— Start —

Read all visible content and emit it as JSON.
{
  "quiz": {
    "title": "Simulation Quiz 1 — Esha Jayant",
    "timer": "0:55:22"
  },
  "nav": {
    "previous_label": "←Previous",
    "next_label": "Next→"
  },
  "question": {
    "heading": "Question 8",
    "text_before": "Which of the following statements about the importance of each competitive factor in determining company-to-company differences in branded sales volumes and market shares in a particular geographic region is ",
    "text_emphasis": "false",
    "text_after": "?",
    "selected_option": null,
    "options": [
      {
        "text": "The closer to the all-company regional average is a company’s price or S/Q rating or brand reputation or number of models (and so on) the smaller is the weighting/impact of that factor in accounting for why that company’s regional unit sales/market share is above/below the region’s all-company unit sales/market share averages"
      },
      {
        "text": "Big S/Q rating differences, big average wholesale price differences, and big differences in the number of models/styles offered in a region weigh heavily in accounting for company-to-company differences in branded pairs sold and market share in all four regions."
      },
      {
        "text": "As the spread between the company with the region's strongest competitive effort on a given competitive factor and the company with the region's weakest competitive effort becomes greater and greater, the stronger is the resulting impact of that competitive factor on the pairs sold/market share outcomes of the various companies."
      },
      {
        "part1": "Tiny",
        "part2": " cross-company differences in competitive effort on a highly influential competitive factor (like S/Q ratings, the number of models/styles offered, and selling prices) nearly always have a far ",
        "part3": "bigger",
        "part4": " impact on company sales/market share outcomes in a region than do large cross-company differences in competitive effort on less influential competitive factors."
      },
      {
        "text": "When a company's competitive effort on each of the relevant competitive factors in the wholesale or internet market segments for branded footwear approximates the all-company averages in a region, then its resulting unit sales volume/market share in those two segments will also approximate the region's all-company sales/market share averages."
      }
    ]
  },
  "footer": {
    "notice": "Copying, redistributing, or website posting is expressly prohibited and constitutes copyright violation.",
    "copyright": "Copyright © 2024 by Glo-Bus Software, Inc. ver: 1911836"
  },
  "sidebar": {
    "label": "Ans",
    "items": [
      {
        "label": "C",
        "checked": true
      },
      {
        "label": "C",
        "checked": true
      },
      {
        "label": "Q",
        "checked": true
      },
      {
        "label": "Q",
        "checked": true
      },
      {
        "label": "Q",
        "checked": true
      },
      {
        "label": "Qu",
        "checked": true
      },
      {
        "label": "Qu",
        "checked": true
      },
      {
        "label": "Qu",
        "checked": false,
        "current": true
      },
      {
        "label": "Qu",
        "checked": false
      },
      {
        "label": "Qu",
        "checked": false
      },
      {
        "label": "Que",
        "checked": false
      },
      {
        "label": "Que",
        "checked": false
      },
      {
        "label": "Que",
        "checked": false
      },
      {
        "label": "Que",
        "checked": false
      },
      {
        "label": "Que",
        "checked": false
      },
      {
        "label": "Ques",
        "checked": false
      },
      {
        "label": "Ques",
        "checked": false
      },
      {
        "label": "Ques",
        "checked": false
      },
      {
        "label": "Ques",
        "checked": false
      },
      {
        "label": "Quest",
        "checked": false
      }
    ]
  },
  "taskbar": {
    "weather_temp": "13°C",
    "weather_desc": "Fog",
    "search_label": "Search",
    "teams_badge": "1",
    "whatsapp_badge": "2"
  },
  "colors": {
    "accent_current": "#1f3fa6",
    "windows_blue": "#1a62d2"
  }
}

— End —

GIVEN TASK:
Make an exact copy of the material above.

SOLVED EXERCISE:
Read all visible content and emit it as JSON.
{
  "quiz": {
    "title": "Simulation Quiz 1 — Esha Jayant",
    "timer": "0:55:22"
  },
  "nav": {
    "previous_label": "←Previous",
    "next_label": "Next→"
  },
  "question": {
    "heading": "Question 8",
    "text_before": "Which of the following statements about the importance of each competitive factor in determining company-to-company differences in branded sales volumes and market shares in a particular geographic region is ",
    "text_emphasis": "false",
    "text_after": "?",
    "selected_option": null,
    "options": [
      {
        "text": "The closer to the all-company regional average is a company’s price or S/Q rating or brand reputation or number of models (and so on) the smaller is the weighting/impact of that factor in accounting for why that company’s regional unit sales/market share is above/below the region’s all-company unit sales/market share averages"
      },
      {
        "text": "Big S/Q rating differences, big average wholesale price differences, and big differences in the number of models/styles offered in a region weigh heavily in accounting for company-to-company differences in branded pairs sold and market share in all four regions."
      },
      {
        "text": "As the spread between the company with the region's strongest competitive effort on a given competitive factor and the company with the region's weakest competitive effort becomes greater and greater, the stronger is the resulting impact of that competitive factor on the pairs sold/market share outcomes of the various companies."
      },
      {
        "part1": "Tiny",
        "part2": " cross-company differences in competitive effort on a highly influential competitive factor (like S/Q ratings, the number of models/styles offered, and selling prices) nearly always have a far ",
        "part3": "bigger",
        "part4": " impact on company sales/market share outcomes in a region than do large cross-company differences in competitive effort on less influential competitive factors."
      },
      {
        "text": "When a company's competitive effort on each of the relevant competitive factors in the wholesale or internet market segments for branded footwear approximates the all-company averages in a region, then its resulting unit sales volume/market share in those two segments will also approximate the region's all-company sales/market share averages."
      }
    ]
  },
  "footer": {
    "notice": "Copying, redistributing, or website posting is expressly prohibited and constitutes copyright violation.",
    "copyright": "Copyright © 2024 by Glo-Bus Software, Inc. ver: 1911836"
  },
  "sidebar": {
    "label": "Ans",
    "items": [
      {
        "label": "C",
        "checked": true
      },
      {
        "label": "C",
        "checked": true
      },
      {
        "label": "Q",
        "checked": true
      },
      {
        "label": "Q",
        "checked": true
      },
      {
        "label": "Q",
        "checked": true
      },
      {
        "label": "Qu",
        "checked": true
      },
      {
        "label": "Qu",
        "checked": true
      },
      {
        "label": "Qu",
        "checked": false,
        "current": true
      },
      {
        "label": "Qu",
        "checked": false
      },
      {
        "label": "Qu",
        "checked": false
      },
      {
        "label": "Que",
        "checked": false
      },
      {
        "label": "Que",
        "checked": false
      },
      {
        "label": "Que",
        "checked": false
      },
      {
        "label": "Que",
        "checked": false
      },
      {
        "label": "Que",
        "checked": false
      },
      {
        "label": "Ques",
        "checked": false
      },
      {
        "label": "Ques",
        "checked": false
      },
      {
        "label": "Ques",
        "checked": false
      },
      {
        "label": "Ques",
        "checked": false
      },
      {
        "label": "Quest",
        "checked": false
      }
    ]
  },
  "taskbar": {
    "weather_temp": "13°C",
    "weather_desc": "Fog",
    "search_label": "Search",
    "teams_badge": "1",
    "whatsapp_badge": "2"
  },
  "colors": {
    "accent_current": "#1f3fa6",
    "windows_blue": "#1a62d2"
  }
}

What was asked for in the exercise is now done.